Recorded information:
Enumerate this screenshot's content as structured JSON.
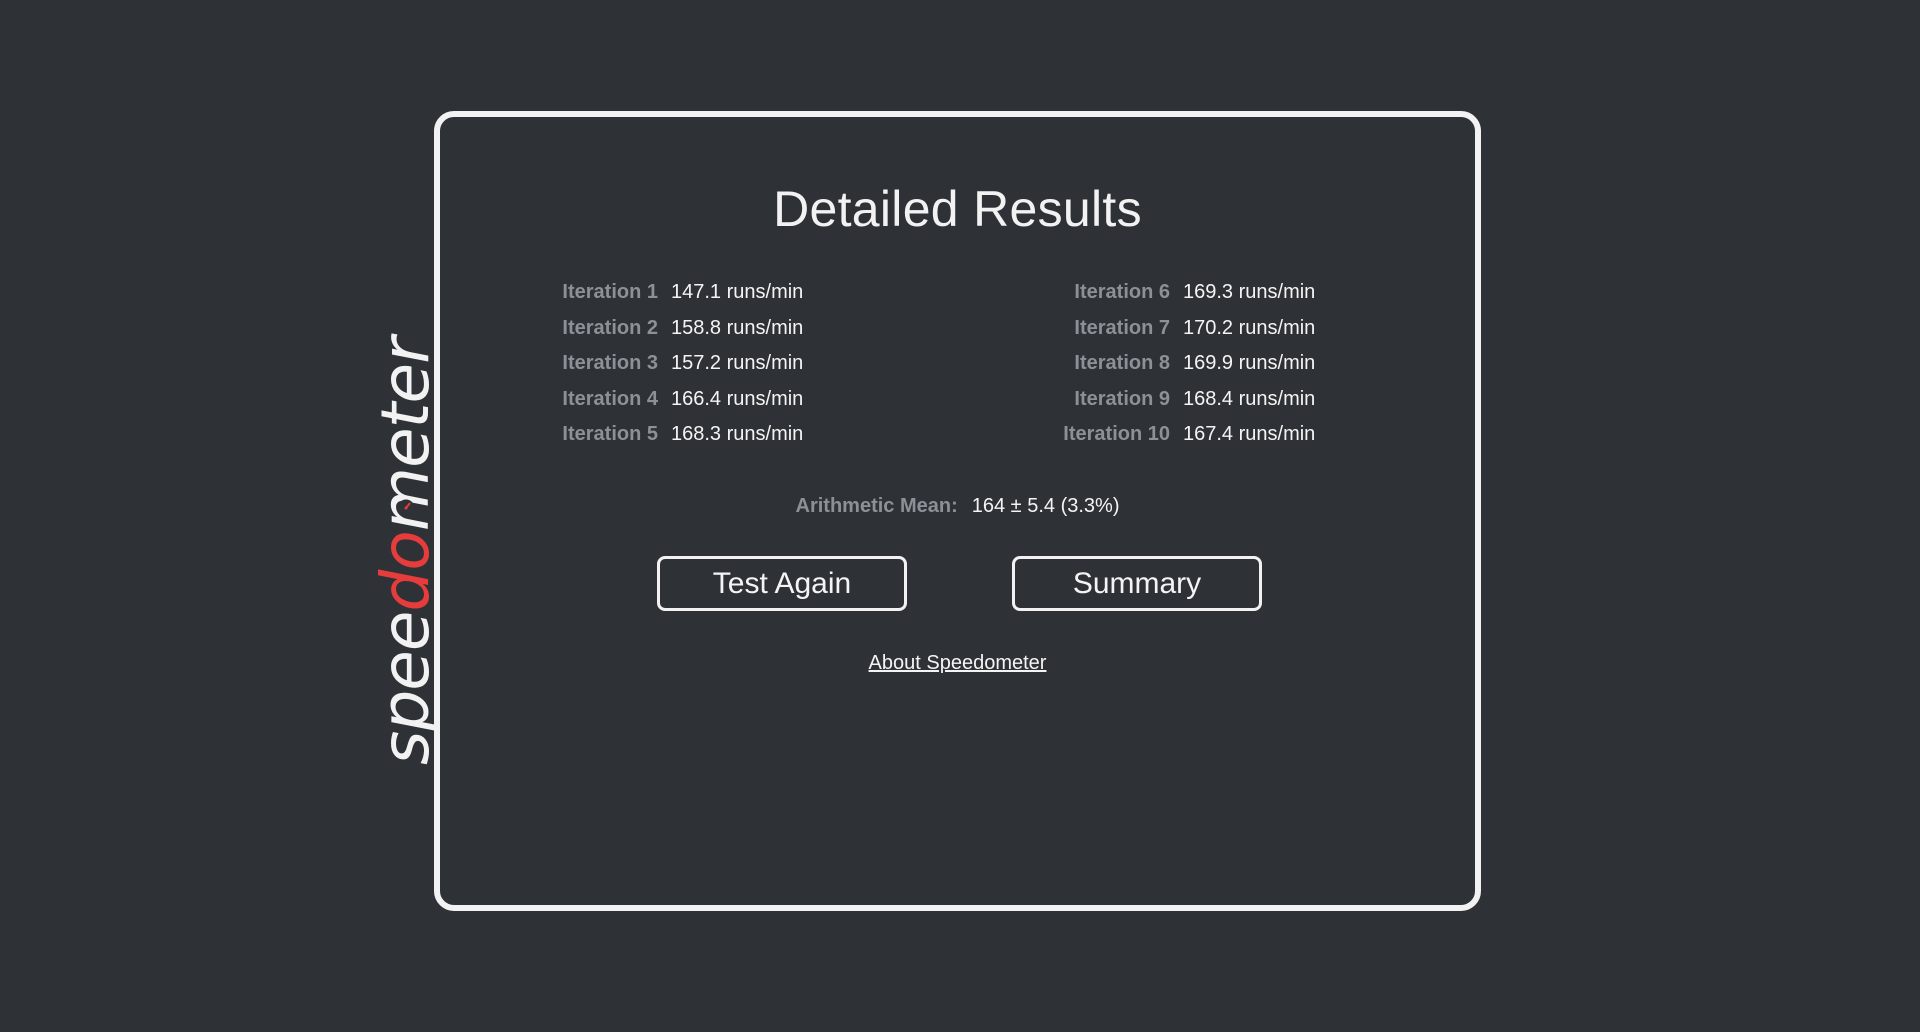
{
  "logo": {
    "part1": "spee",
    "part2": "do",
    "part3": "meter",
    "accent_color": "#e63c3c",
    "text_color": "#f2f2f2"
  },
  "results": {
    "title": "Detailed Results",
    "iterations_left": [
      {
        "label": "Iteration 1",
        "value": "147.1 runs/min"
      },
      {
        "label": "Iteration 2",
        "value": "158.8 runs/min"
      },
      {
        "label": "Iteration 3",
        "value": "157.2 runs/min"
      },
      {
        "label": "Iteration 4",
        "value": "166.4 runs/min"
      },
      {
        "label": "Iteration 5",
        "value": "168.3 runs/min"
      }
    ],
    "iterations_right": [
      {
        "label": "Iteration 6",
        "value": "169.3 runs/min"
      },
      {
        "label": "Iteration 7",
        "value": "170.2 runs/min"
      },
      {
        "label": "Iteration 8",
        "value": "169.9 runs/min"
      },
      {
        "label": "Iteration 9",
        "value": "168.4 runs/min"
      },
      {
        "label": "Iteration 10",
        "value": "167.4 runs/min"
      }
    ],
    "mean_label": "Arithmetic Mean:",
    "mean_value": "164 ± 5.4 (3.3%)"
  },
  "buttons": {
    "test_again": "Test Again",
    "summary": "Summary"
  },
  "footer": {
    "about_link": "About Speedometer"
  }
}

Task objective: Output, exactly, all the records above; include no pictures.

Response:
Enumerate this screenshot's content as structured JSON.
{
  "logo": {
    "part1": "spee",
    "part2": "do",
    "part3": "meter",
    "accent_color": "#e63c3c",
    "text_color": "#f2f2f2"
  },
  "results": {
    "title": "Detailed Results",
    "iterations_left": [
      {
        "label": "Iteration 1",
        "value": "147.1 runs/min"
      },
      {
        "label": "Iteration 2",
        "value": "158.8 runs/min"
      },
      {
        "label": "Iteration 3",
        "value": "157.2 runs/min"
      },
      {
        "label": "Iteration 4",
        "value": "166.4 runs/min"
      },
      {
        "label": "Iteration 5",
        "value": "168.3 runs/min"
      }
    ],
    "iterations_right": [
      {
        "label": "Iteration 6",
        "value": "169.3 runs/min"
      },
      {
        "label": "Iteration 7",
        "value": "170.2 runs/min"
      },
      {
        "label": "Iteration 8",
        "value": "169.9 runs/min"
      },
      {
        "label": "Iteration 9",
        "value": "168.4 runs/min"
      },
      {
        "label": "Iteration 10",
        "value": "167.4 runs/min"
      }
    ],
    "mean_label": "Arithmetic Mean:",
    "mean_value": "164 ± 5.4 (3.3%)"
  },
  "buttons": {
    "test_again": "Test Again",
    "summary": "Summary"
  },
  "footer": {
    "about_link": "About Speedometer"
  }
}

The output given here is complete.